STATED GOAL: Look below for the line with "Read out every word on this page.", then repeat it and all lines after it, exactly, minus any pictures.
>> begin EXERCISE MATERIALS
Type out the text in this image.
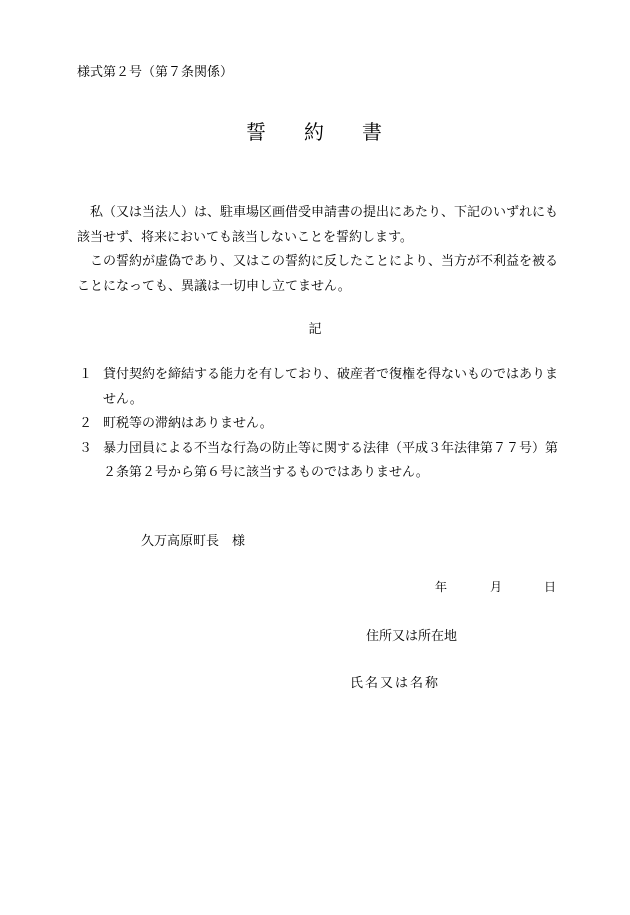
様式第２号（第７条関係）
誓 約 書

私（又は当法人）は、駐車場区画借受申請書の提出にあたり、下記のいずれにも該当せず、将来においても該当しないことを誓約します。

この誓約が虚偽であり、又はこの誓約に反したことにより、当方が不利益を被ることになっても、異議は一切申し立てません。

記
１ 貸付契約を締結する能力を有しており、破産者で復権を得ないものではありません。
２ 町税等の滞納はありません。
３ 暴力団員による不当な行為の防止等に関する法律（平成３年法律第７７号）第２条第２号から第６号に該当するものではありません。
久万高原町長　様
年	月	日
住所又は所在地
氏名又は名称
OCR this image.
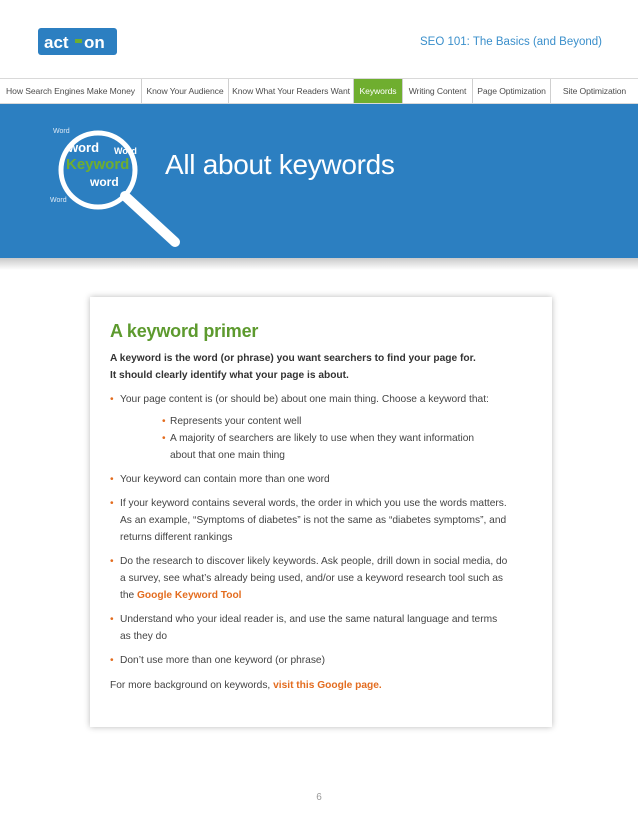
act on	SEO 101: The Basics (and Beyond)
How Search Engines Make Money	Know Your Audience Know What Your Readers Want	Keywords	Writing Content	Page Optimization	Site Optimization
Word
word Word
Keyword
word
Word
All about keywords
A keyword primer
A keyword is the word (or phrase) you want searchers to find your page for.
It should clearly identify what your page is about.
• Your page content is (or should be) about one main thing. Choose a keyword that:
• Represents your content well
• A majority of searchers are likely to use when they want information
about that one main thing
• Your keyword can contain more than one word
• If your keyword contains several words, the order in which you use the words matters.
As an example, “Symptoms of diabetes” is not the same as “diabetes symptoms”, and
returns different rankings
• Do the research to discover likely keywords. Ask people, drill down in social media, do
a survey, see what’s already being used, and/or use a keyword research tool such as
the Google Keyword Tool
• Understand who your ideal reader is, and use the same natural language and terms
as they do
• Don’t use more than one keyword (or phrase)
For more background on keywords, visit this Google page.
6
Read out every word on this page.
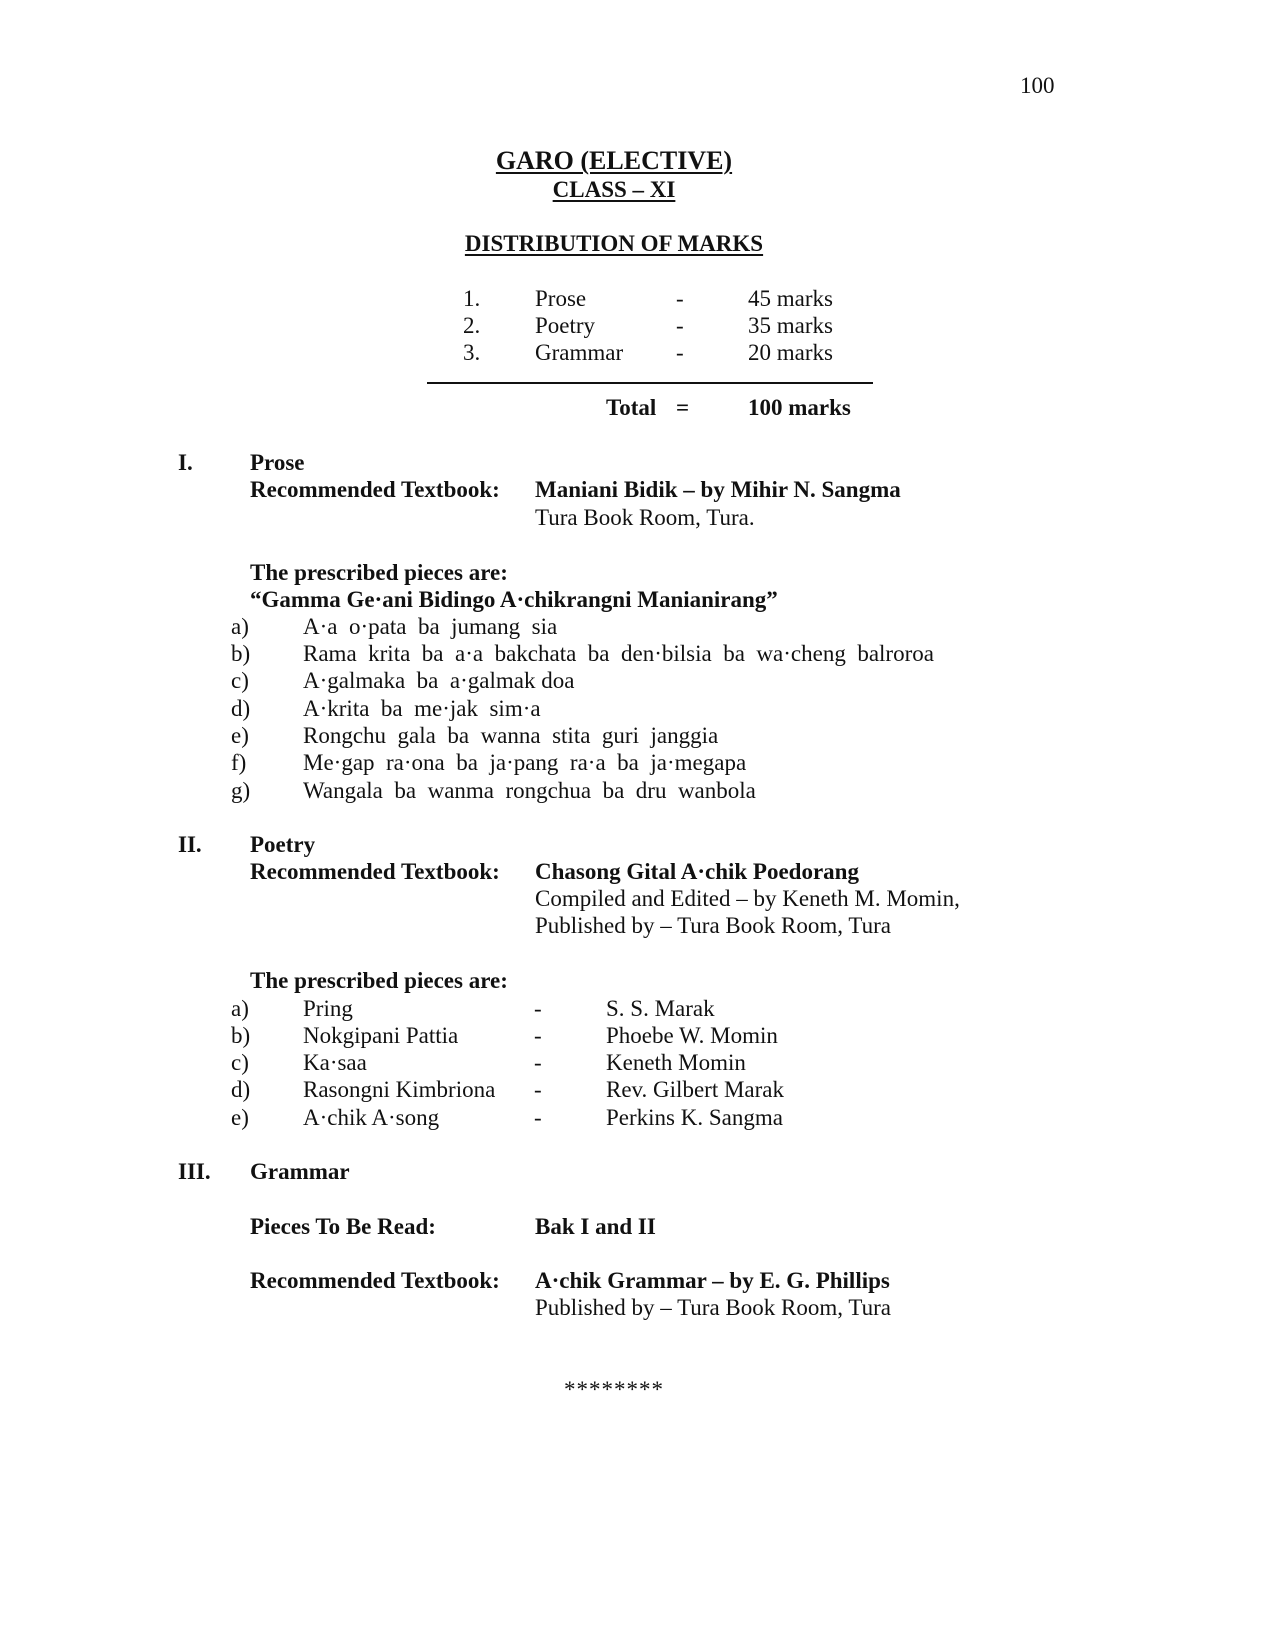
100
GARO (ELECTIVE)
CLASS – XI
DISTRIBUTION OF MARKS
1. Prose	-	45 marks
2. Poetry	-	35 marks
3. Grammar -	20 marks
Total =	100 marks
I. Prose
Recommended Textbook: Maniani Bidik – by Mihir N. Sangma
Tura Book Room, Tura.
The prescribed pieces are:
“Gamma Ge·ani Bidingo A·chikrangni Manianirang”
a) A·a  o·pata  ba  jumang  sia
b) Rama  krita  ba  a·a  bakchata  ba  den·bilsia  ba  wa·cheng  balroroa
c) A·galmaka  ba  a·galmak doa
d) A·krita  ba  me·jak  sim·a
e) Rongchu  gala  ba  wanna  stita  guri  janggia
f) Me·gap  ra·ona  ba  ja·pang  ra·a  ba  ja·megapa
g) Wangala  ba  wanma  rongchua  ba  dru  wanbola
II. Poetry
Recommended Textbook: Chasong Gital A·chik Poedorang
Compiled and Edited – by Keneth M. Momin,
Published by – Tura Book Room, Tura
The prescribed pieces are:
a) Pring	-	S. S. Marak
b) Nokgipani Pattia	-	Phoebe W. Momin
c) Ka·saa	-	Keneth Momin
d) Rasongni Kimbriona -	Rev. Gilbert Marak
e) A·chik A·song	-	Perkins K. Sangma
III. Grammar
Pieces To Be Read:	Bak I and II
Recommended Textbook: A·chik Grammar – by E. G. Phillips
Published by – Tura Book Room, Tura
********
>> end EXERCISE MATERIALS
EXERCISE RESULT:
Read out every word on this page.
100
GARO (ELECTIVE)
CLASS – XI
DISTRIBUTION OF MARKS
1. Prose	-	45 marks
2. Poetry	-	35 marks
3. Grammar -	20 marks
Total =	100 marks
I. Prose
Recommended Textbook: Maniani Bidik – by Mihir N. Sangma
Tura Book Room, Tura.
The prescribed pieces are:
“Gamma Ge·ani Bidingo A·chikrangni Manianirang”
a) A·a  o·pata  ba  jumang  sia
b) Rama  krita  ba  a·a  bakchata  ba  den·bilsia  ba  wa·cheng  balroroa
c) A·galmaka  ba  a·galmak doa
d) A·krita  ba  me·jak  sim·a
e) Rongchu  gala  ba  wanna  stita  guri  janggia
f) Me·gap  ra·ona  ba  ja·pang  ra·a  ba  ja·megapa
g) Wangala  ba  wanma  rongchua  ba  dru  wanbola
II. Poetry
Recommended Textbook: Chasong Gital A·chik Poedorang
Compiled and Edited – by Keneth M. Momin,
Published by – Tura Book Room, Tura
The prescribed pieces are:
a) Pring	-	S. S. Marak
b) Nokgipani Pattia	-	Phoebe W. Momin
c) Ka·saa	-	Keneth Momin
d) Rasongni Kimbriona -	Rev. Gilbert Marak
e) A·chik A·song	-	Perkins K. Sangma
III. Grammar
Pieces To Be Read:	Bak I and II
Recommended Textbook: A·chik Grammar – by E. G. Phillips
Published by – Tura Book Room, Tura
********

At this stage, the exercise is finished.